Your instructions: Search the records that follow and extract every line containing the string "this".

The records:
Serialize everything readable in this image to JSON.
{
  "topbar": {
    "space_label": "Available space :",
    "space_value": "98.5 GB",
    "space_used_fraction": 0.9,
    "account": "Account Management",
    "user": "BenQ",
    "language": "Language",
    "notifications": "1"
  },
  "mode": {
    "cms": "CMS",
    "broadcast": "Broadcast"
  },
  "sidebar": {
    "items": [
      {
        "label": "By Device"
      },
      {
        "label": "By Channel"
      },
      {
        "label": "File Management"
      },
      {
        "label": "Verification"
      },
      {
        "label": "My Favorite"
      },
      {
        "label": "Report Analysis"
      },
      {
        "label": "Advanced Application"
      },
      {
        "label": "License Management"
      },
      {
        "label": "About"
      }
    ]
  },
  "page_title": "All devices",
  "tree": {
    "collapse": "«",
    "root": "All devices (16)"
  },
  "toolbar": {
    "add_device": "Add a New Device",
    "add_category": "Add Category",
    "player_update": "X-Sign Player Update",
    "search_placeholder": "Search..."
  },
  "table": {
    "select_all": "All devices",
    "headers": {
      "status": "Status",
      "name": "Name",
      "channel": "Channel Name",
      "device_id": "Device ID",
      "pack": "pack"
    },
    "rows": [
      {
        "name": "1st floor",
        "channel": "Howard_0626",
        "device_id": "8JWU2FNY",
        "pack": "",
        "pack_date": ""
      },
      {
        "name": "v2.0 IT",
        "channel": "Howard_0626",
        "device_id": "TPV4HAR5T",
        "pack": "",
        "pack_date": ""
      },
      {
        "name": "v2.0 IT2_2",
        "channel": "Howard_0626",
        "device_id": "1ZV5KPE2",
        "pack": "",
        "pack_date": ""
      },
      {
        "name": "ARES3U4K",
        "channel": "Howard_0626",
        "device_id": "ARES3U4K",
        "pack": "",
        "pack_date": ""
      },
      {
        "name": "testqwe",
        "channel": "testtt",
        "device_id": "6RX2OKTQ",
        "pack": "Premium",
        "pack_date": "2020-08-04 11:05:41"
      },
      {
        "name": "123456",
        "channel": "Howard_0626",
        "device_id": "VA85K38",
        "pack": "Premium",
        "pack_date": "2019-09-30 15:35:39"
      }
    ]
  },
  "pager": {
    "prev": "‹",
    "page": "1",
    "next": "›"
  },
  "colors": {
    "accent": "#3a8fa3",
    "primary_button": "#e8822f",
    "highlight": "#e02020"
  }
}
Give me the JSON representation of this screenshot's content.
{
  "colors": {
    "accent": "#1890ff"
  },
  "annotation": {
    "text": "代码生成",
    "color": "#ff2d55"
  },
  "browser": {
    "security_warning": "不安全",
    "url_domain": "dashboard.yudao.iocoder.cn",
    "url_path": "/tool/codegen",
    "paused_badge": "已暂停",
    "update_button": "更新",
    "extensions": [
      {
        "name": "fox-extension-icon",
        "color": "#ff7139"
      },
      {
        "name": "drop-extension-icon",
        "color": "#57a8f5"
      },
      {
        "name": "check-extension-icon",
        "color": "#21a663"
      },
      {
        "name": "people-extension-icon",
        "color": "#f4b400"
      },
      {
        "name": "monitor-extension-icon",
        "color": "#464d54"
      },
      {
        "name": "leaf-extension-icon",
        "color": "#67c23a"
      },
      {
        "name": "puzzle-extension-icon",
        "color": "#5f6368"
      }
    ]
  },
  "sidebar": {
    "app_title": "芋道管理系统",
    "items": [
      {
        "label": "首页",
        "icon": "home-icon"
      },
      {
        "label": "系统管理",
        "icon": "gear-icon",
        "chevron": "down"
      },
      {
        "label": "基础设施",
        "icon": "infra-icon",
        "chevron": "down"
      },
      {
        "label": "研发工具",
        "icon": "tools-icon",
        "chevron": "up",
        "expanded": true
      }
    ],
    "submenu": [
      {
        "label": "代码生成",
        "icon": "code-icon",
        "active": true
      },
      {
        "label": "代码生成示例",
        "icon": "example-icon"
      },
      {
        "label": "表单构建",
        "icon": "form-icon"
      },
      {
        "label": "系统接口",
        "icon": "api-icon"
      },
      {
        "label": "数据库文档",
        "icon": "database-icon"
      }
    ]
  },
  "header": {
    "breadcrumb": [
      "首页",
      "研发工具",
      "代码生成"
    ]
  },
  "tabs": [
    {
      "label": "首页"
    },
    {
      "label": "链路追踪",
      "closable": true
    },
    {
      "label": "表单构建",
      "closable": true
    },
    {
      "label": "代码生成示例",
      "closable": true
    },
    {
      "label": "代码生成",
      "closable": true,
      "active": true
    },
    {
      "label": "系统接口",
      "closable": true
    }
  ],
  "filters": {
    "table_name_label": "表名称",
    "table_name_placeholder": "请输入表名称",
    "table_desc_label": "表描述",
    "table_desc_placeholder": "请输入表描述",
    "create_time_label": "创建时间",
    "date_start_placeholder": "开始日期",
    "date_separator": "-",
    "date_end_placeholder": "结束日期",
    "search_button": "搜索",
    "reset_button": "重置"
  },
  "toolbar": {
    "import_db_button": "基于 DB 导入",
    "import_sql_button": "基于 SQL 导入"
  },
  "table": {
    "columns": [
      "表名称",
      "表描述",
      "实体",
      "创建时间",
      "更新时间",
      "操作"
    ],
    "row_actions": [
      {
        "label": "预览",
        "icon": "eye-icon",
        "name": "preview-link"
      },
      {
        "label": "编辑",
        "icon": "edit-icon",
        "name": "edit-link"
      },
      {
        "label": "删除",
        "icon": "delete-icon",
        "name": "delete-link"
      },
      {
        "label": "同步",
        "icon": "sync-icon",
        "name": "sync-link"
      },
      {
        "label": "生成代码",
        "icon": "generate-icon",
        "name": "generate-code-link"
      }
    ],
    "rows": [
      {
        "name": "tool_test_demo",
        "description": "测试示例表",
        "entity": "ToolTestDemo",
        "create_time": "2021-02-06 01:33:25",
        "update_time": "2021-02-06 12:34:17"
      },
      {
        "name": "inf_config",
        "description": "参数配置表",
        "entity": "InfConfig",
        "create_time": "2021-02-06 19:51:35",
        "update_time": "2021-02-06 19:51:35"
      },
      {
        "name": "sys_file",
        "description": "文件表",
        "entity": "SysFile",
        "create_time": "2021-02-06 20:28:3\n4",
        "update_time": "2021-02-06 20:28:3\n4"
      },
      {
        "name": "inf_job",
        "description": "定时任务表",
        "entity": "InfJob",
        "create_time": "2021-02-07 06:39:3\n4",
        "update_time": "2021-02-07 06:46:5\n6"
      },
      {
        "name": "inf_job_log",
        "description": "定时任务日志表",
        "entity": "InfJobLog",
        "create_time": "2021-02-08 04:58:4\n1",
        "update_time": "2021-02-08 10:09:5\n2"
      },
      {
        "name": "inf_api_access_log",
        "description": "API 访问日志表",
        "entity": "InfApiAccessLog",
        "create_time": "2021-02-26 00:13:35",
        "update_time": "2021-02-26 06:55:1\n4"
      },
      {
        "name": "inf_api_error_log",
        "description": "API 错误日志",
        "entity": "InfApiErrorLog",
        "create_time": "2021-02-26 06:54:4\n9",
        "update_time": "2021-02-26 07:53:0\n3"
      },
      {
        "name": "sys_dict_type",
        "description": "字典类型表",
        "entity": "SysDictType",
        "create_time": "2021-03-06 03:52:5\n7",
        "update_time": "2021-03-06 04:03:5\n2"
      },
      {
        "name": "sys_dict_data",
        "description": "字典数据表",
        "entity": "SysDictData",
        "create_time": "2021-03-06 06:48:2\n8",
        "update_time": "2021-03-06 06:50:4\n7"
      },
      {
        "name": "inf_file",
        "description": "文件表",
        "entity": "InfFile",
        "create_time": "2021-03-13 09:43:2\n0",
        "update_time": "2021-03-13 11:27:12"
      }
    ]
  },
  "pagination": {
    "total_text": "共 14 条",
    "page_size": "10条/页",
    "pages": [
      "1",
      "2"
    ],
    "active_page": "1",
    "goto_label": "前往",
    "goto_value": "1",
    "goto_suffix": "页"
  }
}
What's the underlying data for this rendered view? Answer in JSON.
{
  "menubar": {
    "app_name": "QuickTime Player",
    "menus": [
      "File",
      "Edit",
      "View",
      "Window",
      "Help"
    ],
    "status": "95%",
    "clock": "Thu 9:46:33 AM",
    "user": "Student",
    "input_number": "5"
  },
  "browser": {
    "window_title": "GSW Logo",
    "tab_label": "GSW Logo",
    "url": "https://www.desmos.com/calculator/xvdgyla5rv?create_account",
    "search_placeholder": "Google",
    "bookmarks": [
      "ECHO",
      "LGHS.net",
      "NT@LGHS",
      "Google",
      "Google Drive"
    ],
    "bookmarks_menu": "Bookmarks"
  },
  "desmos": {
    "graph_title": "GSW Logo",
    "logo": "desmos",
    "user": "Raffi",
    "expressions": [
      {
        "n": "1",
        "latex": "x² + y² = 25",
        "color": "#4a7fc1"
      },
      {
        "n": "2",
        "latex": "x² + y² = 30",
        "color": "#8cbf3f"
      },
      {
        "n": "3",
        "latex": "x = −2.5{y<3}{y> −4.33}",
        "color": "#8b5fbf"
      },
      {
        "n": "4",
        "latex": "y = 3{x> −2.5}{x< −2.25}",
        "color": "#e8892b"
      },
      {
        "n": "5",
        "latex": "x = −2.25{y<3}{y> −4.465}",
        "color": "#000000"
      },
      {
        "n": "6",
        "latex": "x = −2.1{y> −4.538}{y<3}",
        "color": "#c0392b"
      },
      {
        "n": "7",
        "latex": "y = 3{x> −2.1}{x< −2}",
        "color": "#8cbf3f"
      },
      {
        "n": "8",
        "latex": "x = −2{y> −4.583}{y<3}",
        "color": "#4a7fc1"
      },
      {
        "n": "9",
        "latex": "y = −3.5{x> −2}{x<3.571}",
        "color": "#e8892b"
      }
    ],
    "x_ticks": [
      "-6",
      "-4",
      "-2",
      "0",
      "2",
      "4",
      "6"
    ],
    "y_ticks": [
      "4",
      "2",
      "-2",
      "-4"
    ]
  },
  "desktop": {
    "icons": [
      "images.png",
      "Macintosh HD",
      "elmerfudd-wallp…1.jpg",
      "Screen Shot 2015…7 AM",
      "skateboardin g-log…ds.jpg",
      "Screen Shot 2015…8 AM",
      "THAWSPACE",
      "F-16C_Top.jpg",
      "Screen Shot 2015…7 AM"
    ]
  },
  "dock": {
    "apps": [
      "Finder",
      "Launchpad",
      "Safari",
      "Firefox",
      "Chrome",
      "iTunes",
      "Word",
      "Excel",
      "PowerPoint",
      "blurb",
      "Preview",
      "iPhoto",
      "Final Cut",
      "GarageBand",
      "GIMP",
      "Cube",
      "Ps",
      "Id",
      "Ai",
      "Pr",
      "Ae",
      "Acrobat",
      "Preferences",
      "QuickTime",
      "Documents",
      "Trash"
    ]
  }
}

Task result:
Serialize everything readable in this image to JSON.
Give me the JSON representation of this screenshot's content.
What's the underlying data for this rendered view? Answer in JSON.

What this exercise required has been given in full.